**What the task requires:** Examine the entries and show every line in which the word "Automatic" is found.

Stored data
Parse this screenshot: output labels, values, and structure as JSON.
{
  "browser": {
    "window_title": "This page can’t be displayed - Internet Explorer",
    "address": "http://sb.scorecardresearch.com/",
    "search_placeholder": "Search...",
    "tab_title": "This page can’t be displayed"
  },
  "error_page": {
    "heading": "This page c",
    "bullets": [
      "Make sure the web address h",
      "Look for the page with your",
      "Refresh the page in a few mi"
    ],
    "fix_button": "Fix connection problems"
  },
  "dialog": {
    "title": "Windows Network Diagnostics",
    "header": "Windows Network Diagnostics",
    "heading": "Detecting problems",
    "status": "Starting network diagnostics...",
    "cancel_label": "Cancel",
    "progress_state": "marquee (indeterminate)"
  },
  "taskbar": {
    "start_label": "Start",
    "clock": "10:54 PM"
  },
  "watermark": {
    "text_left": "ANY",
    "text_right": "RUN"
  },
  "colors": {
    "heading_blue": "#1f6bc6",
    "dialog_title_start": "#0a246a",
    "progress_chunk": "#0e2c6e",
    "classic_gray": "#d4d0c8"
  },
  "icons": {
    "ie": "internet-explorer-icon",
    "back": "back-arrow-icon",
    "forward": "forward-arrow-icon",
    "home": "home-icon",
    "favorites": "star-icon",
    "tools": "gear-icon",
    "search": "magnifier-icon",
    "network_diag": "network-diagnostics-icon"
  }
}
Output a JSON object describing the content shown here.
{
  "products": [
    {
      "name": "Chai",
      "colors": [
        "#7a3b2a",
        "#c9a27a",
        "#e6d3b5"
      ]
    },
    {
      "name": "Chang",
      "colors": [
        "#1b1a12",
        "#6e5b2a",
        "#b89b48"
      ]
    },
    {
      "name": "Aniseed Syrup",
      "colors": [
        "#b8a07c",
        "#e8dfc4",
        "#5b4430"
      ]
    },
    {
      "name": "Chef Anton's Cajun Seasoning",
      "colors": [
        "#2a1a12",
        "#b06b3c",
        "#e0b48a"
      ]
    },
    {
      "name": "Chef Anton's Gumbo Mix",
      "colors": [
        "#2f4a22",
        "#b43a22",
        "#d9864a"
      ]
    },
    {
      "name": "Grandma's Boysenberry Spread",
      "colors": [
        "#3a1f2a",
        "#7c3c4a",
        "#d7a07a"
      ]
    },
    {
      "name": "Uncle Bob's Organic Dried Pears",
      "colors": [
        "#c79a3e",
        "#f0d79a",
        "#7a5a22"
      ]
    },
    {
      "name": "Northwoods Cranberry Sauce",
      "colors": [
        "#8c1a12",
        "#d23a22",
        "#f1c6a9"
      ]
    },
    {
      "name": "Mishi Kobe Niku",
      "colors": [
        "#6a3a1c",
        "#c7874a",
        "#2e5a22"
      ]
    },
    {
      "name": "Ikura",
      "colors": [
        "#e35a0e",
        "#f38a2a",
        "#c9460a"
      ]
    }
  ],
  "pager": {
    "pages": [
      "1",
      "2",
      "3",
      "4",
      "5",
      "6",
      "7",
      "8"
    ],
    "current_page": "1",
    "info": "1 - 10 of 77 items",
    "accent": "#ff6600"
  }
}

---

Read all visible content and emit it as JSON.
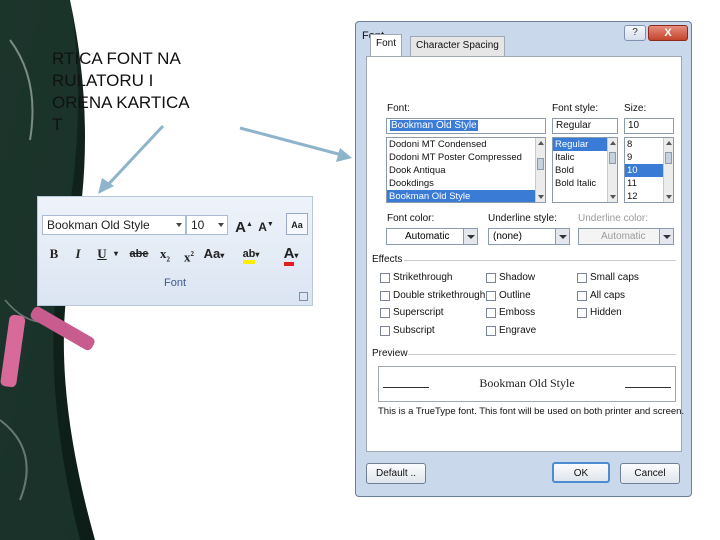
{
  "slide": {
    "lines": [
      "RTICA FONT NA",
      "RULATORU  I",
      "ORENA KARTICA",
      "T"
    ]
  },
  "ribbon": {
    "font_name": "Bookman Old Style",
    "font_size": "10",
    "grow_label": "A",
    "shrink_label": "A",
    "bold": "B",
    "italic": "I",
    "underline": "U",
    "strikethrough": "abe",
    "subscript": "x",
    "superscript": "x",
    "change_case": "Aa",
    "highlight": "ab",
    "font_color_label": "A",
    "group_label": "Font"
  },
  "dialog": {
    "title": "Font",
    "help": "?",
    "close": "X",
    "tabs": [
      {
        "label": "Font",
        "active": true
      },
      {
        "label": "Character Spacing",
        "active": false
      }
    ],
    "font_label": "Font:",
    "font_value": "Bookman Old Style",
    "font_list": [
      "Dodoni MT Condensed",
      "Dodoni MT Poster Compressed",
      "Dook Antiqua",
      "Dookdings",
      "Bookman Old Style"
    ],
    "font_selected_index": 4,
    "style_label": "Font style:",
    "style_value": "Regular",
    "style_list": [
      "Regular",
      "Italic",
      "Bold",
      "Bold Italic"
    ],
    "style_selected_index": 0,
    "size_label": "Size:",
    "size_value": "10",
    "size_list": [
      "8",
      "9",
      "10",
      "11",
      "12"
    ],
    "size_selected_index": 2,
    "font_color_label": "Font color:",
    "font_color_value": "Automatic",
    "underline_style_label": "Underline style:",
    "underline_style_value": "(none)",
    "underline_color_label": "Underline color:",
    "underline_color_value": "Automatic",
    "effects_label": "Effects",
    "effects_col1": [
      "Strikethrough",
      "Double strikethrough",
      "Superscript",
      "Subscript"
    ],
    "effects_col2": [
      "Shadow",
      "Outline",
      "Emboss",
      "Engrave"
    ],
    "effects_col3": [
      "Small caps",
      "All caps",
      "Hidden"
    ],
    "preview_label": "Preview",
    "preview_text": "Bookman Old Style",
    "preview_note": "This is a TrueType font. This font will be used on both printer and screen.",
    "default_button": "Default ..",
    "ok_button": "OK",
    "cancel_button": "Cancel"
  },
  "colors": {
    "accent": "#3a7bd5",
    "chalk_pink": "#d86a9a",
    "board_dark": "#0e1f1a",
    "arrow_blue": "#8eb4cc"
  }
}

...

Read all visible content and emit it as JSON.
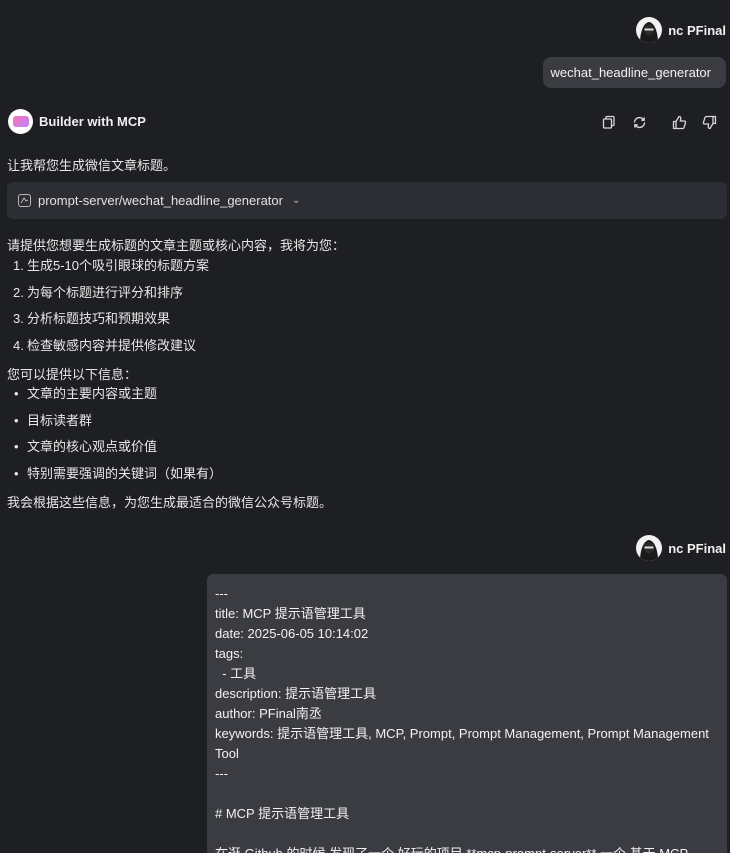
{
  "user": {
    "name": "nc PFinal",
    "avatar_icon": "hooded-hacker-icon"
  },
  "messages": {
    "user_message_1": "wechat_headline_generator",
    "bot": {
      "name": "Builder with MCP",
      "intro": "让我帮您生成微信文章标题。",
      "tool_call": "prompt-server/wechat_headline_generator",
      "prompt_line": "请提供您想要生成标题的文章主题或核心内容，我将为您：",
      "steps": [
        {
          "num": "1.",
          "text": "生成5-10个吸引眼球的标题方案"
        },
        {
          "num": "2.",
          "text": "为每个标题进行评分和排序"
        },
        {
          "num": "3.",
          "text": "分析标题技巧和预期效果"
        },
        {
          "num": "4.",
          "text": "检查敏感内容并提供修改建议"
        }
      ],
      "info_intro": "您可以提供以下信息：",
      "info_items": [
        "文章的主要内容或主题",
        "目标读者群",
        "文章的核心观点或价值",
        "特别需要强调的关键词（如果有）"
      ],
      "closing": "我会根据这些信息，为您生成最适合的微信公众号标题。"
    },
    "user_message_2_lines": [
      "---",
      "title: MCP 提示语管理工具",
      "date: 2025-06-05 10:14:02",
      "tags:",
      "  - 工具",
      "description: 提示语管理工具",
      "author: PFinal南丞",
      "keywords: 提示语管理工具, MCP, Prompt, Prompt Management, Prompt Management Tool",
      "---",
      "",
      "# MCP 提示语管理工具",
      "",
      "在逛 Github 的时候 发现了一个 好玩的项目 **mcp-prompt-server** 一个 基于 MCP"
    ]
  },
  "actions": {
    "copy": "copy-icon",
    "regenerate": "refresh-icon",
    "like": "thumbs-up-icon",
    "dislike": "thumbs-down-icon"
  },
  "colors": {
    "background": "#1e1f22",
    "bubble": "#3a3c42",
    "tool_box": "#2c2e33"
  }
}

**Completed exercise:**
    "font_color_value": "Automatic",
    "underline_color_value": "Automatic",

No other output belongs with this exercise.